Extracted data entries:
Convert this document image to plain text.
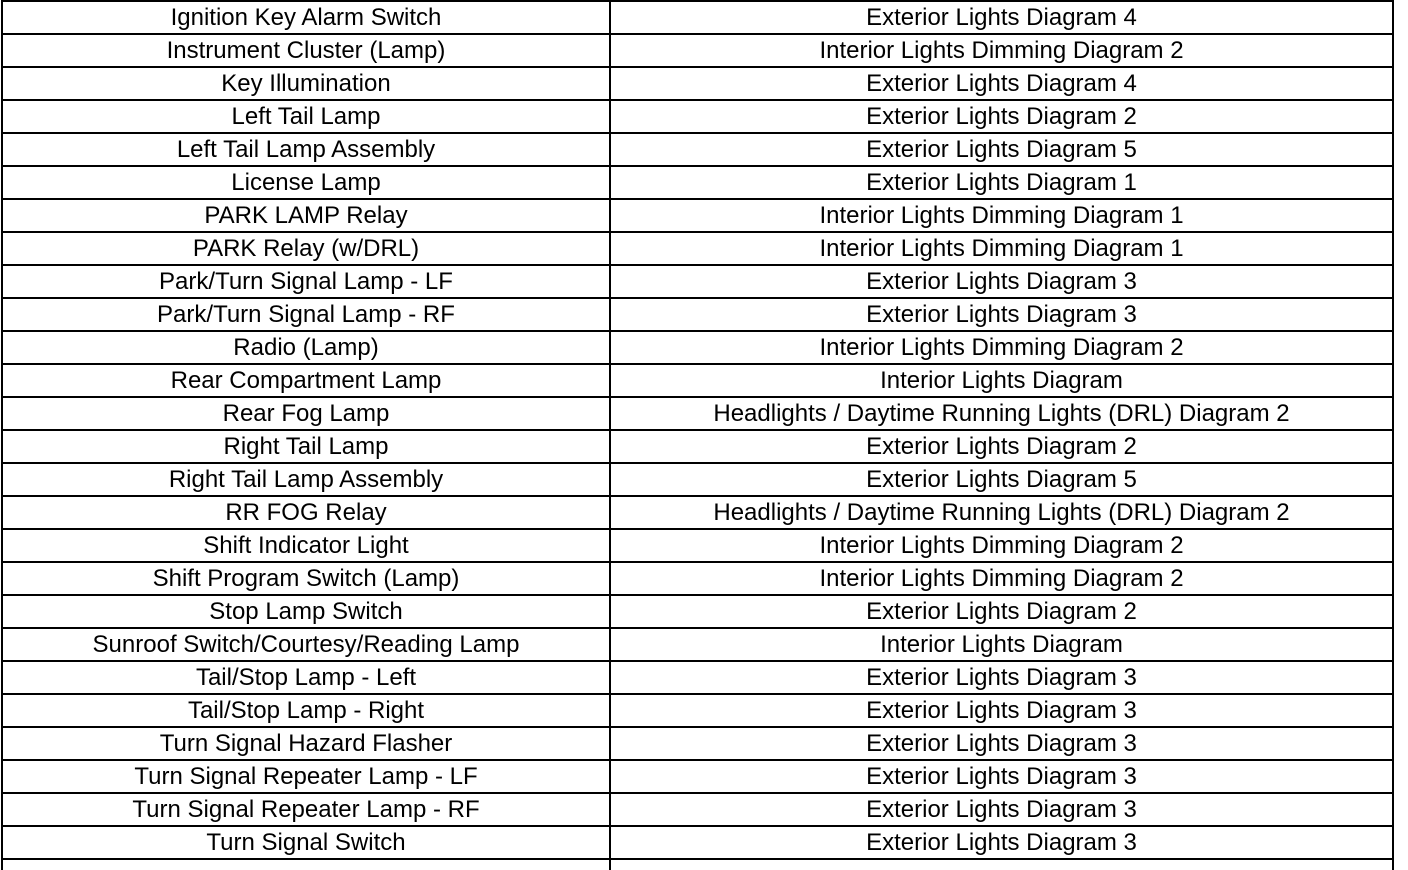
Ignition Key Alarm Switch	Exterior Lights Diagram 4
Instrument Cluster (Lamp)	Interior Lights Dimming Diagram 2
Key Illumination	Exterior Lights Diagram 4
Left Tail Lamp	Exterior Lights Diagram 2
Left Tail Lamp Assembly	Exterior Lights Diagram 5
License Lamp	Exterior Lights Diagram 1
PARK LAMP Relay	Interior Lights Dimming Diagram 1
PARK Relay (w/DRL)	Interior Lights Dimming Diagram 1
Park/Turn Signal Lamp - LF	Exterior Lights Diagram 3
Park/Turn Signal Lamp - RF	Exterior Lights Diagram 3
Radio (Lamp)	Interior Lights Dimming Diagram 2
Rear Compartment Lamp	Interior Lights Diagram
Rear Fog Lamp	Headlights / Daytime Running Lights (DRL) Diagram 2
Right Tail Lamp	Exterior Lights Diagram 2
Right Tail Lamp Assembly	Exterior Lights Diagram 5
RR FOG Relay	Headlights / Daytime Running Lights (DRL) Diagram 2
Shift Indicator Light	Interior Lights Dimming Diagram 2
Shift Program Switch (Lamp)	Interior Lights Dimming Diagram 2
Stop Lamp Switch	Exterior Lights Diagram 2
Sunroof Switch/Courtesy/Reading Lamp	Interior Lights Diagram
Tail/Stop Lamp - Left	Exterior Lights Diagram 3
Tail/Stop Lamp - Right	Exterior Lights Diagram 3
Turn Signal Hazard Flasher	Exterior Lights Diagram 3
Turn Signal Repeater Lamp - LF	Exterior Lights Diagram 3
Turn Signal Repeater Lamp - RF	Exterior Lights Diagram 3
Turn Signal Switch	Exterior Lights Diagram 3
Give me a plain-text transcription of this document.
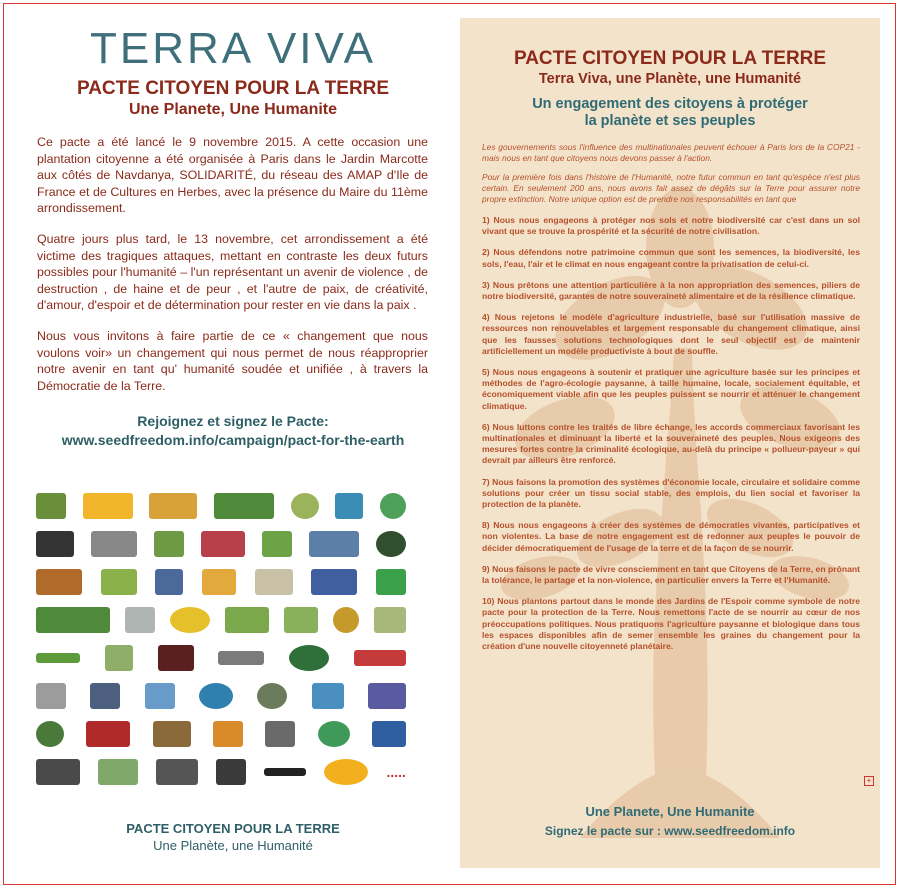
TERRA VIVA
PACTE CITOYEN POUR LA TERRE
Une Planete, Une Humanite

Ce pacte a été lancé le 9 novembre 2015. A cette occasion une plantation citoyenne a été organisée à Paris dans le Jardin Marcotte aux côtés de Navdanya, SOLIDARITÉ, du réseau des AMAP d'Ile de France et de Cultures en Herbes, avec la présence du Maire du 11ème arrondissement.

Quatre jours plus tard, le 13 novembre, cet arrondissement a été victime des tragiques attaques, mettant en contraste les deux futurs possibles pour l'humanité – l'un représentant un avenir de violence , de destruction , de haine et de peur , et l'autre de paix, de créativité, d'amour, d'espoir et de détermination pour rester en vie dans la paix .

Nous vous invitons à faire partie de ce « changement que nous voulons voir» un changement qui nous permet de nous réapproprier notre avenir en tant qu' humanité soudée et unifiée , à travers la Démocratie de la Terre.

Rejoignez et signez le Pacte:
www.seedfreedom.info/campaign/pact-for-the-earth
.....
PACTE CITOYEN POUR LA TERRE
Une Planète, une Humanité
PACTE CITOYEN POUR LA TERRE
Terra Viva, une Planète, une Humanité
Un engagement des citoyens à protéger
la planète et ses peuples

Les gouvernements sous l'influence des multinationales peuvent échouer à Paris lors de la COP21 - mais nous en tant que citoyens nous devons passer à l'action.

Pour la première fois dans l'histoire de l'Humanité, notre futur commun en tant qu'espèce n'est plus certain. En seulement 200 ans, nous avons fait assez de dégâts sur la Terre pour assurer notre propre extinction. Notre unique option est de prendre nos responsabilités en tant que

1) Nous nous engageons à protéger nos sols et notre biodiversité car c'est dans un sol vivant que se trouve la prospérité et la sécurité de notre civilisation.

2) Nous défendons notre patrimoine commun que sont les semences, la biodiversité, les sols, l'eau, l'air et le climat en nous engageant contre la privatisation de celui-ci.

3) Nous prêtons une attention particulière à la non appropriation des semences, piliers de notre biodiversité, garantes de notre souveraineté alimentaire et de la résilience climatique.

4) Nous rejetons le modèle d'agriculture industrielle, basé sur l'utilisation massive de ressources non renouvelables et largement responsable du changement climatique, ainsi que les fausses solutions technologiques dont le seul objectif est de maintenir artificiellement un modèle productiviste à bout de souffle.

5) Nous nous engageons à soutenir et pratiquer une agriculture basée sur les principes et méthodes de l'agro-écologie paysanne, à taille humaine, locale, socialement équitable, et économiquement viable afin que les peuples puissent se nourrir et atténuer le changement climatique.

6) Nous luttons contre les traités de libre échange, les accords commerciaux favorisant les multinationales et diminuant la liberté et la souveraineté des peuples. Nous exigeons des mesures fortes contre la criminalité écologique, au-delà du principe « pollueur-payeur » qui devrait par ailleurs être renforcé.

7) Nous faisons la promotion des systèmes d'économie locale, circulaire et solidaire comme solutions pour créer un tissu social stable, des emplois, du lien social et favoriser la protection de la planète.

8) Nous nous engageons à créer des systèmes de démocraties vivantes, participatives et non violentes. La base de notre engagement est de redonner aux peuples le pouvoir de décider démocratiquement de l'usage de la terre et de la façon de se nourrir.

9) Nous faisons le pacte de vivre consciemment en tant que Citoyens de la Terre, en prônant la tolérance, le partage et la non-violence, en particulier envers la Terre et l'Humanité.

10) Nous plantons partout dans le monde des Jardins de l'Espoir comme symbole de notre pacte pour la protection de la Terre. Nous remettons l'acte de se nourrir au cœur de nos préoccupations politiques. Nous pratiquons l'agriculture paysanne et biologique dans tous les espaces disponibles afin de semer ensemble les graines du changement pour la création d'une nouvelle citoyenneté planétaire.

+
Une Planete, Une Humanite
Signez le pacte sur : www.seedfreedom.info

What is required: Filter lines by "text" and return each hit.

The reply:
Convert this document image to plain text.
Give me a plain-text transcription of this document.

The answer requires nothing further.